• _Objective_
List each line holding the string "Andean".

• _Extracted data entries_
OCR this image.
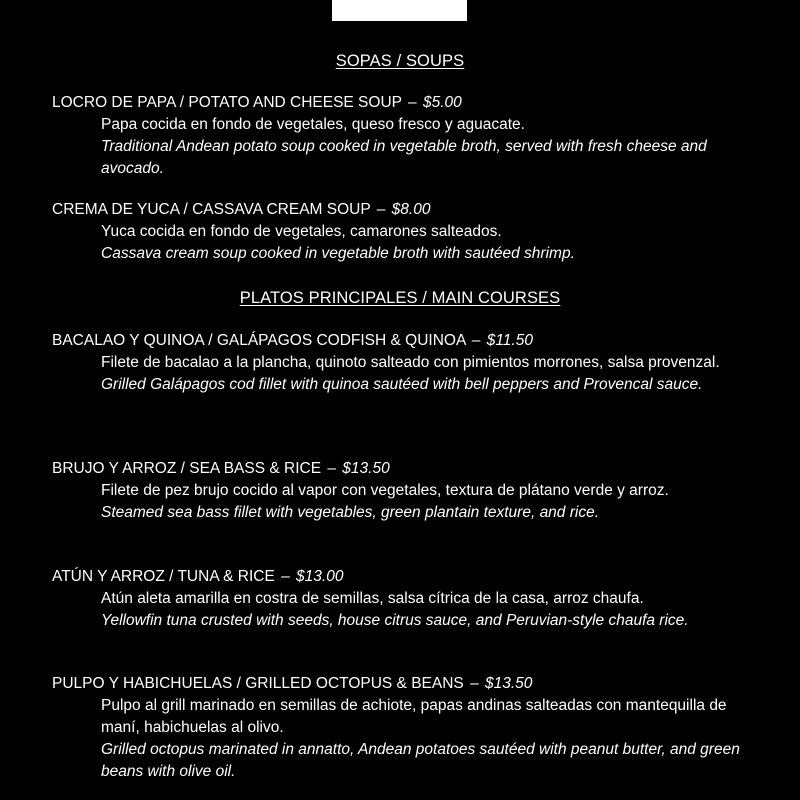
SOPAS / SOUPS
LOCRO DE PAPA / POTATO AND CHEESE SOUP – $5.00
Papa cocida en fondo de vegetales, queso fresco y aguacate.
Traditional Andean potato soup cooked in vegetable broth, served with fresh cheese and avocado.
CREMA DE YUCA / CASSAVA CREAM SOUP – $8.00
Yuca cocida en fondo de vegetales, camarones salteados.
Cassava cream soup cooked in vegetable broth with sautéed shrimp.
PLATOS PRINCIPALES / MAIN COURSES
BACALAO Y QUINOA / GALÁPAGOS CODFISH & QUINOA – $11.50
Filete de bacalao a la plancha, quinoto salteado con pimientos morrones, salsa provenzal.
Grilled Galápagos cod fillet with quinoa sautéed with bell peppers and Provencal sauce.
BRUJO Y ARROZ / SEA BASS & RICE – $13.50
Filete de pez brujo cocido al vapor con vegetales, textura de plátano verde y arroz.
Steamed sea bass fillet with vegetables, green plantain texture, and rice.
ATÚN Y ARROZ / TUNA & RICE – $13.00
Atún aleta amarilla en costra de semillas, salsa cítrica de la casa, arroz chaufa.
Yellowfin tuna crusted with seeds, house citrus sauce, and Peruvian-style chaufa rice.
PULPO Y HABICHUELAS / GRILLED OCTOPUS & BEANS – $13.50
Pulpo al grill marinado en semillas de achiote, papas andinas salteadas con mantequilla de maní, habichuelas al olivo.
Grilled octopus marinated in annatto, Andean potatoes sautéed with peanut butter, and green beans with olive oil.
...
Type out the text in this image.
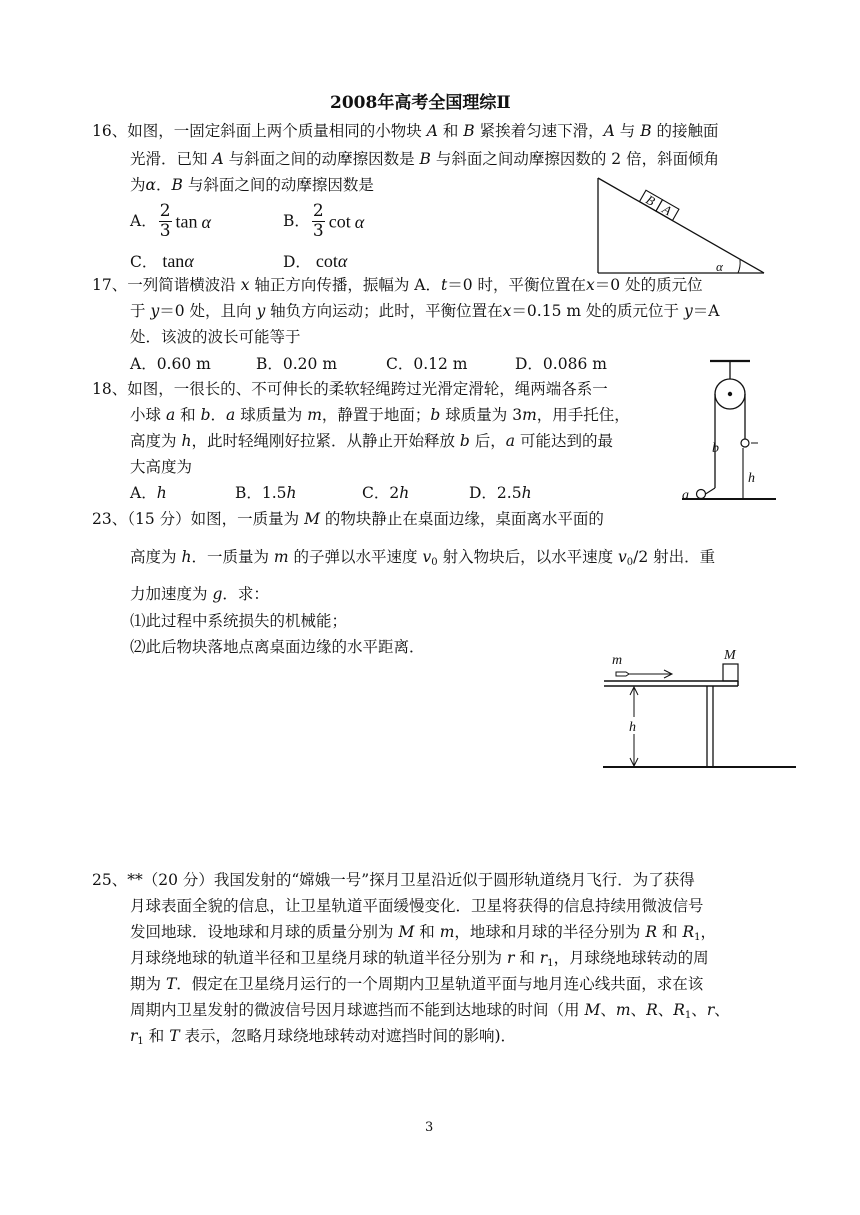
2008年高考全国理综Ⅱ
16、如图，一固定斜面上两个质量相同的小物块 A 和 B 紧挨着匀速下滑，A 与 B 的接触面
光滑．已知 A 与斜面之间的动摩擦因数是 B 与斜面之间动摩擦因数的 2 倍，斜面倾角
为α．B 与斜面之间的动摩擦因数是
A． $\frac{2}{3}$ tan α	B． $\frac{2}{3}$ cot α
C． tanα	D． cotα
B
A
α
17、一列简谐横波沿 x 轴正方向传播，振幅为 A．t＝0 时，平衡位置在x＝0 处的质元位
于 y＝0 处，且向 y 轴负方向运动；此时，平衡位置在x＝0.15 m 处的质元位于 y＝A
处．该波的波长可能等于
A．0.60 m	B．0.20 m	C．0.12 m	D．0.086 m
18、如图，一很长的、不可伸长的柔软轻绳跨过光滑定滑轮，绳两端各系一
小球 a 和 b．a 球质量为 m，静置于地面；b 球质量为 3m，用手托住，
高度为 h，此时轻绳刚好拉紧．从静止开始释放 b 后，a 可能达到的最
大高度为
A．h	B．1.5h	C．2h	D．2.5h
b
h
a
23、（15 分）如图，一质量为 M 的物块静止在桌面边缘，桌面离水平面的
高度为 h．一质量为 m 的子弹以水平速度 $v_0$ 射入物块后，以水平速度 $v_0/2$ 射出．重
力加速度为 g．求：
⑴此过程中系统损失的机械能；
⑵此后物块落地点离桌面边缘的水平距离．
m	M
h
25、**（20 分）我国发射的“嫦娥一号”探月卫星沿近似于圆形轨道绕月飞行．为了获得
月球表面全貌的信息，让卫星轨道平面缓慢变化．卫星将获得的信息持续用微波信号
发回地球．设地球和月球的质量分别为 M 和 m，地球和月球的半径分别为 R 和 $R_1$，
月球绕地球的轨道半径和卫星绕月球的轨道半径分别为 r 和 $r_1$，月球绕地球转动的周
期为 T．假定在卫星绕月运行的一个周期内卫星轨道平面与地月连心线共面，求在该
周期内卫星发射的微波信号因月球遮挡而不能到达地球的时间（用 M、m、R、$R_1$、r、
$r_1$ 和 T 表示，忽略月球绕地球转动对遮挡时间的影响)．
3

• _Written solution_
Traditional Andean potato soup cooked in vegetable broth, served with fresh cheese and avocado.
Grilled octopus marinated in annatto, Andean potatoes sautéed with peanut butter, and green beans with olive oil.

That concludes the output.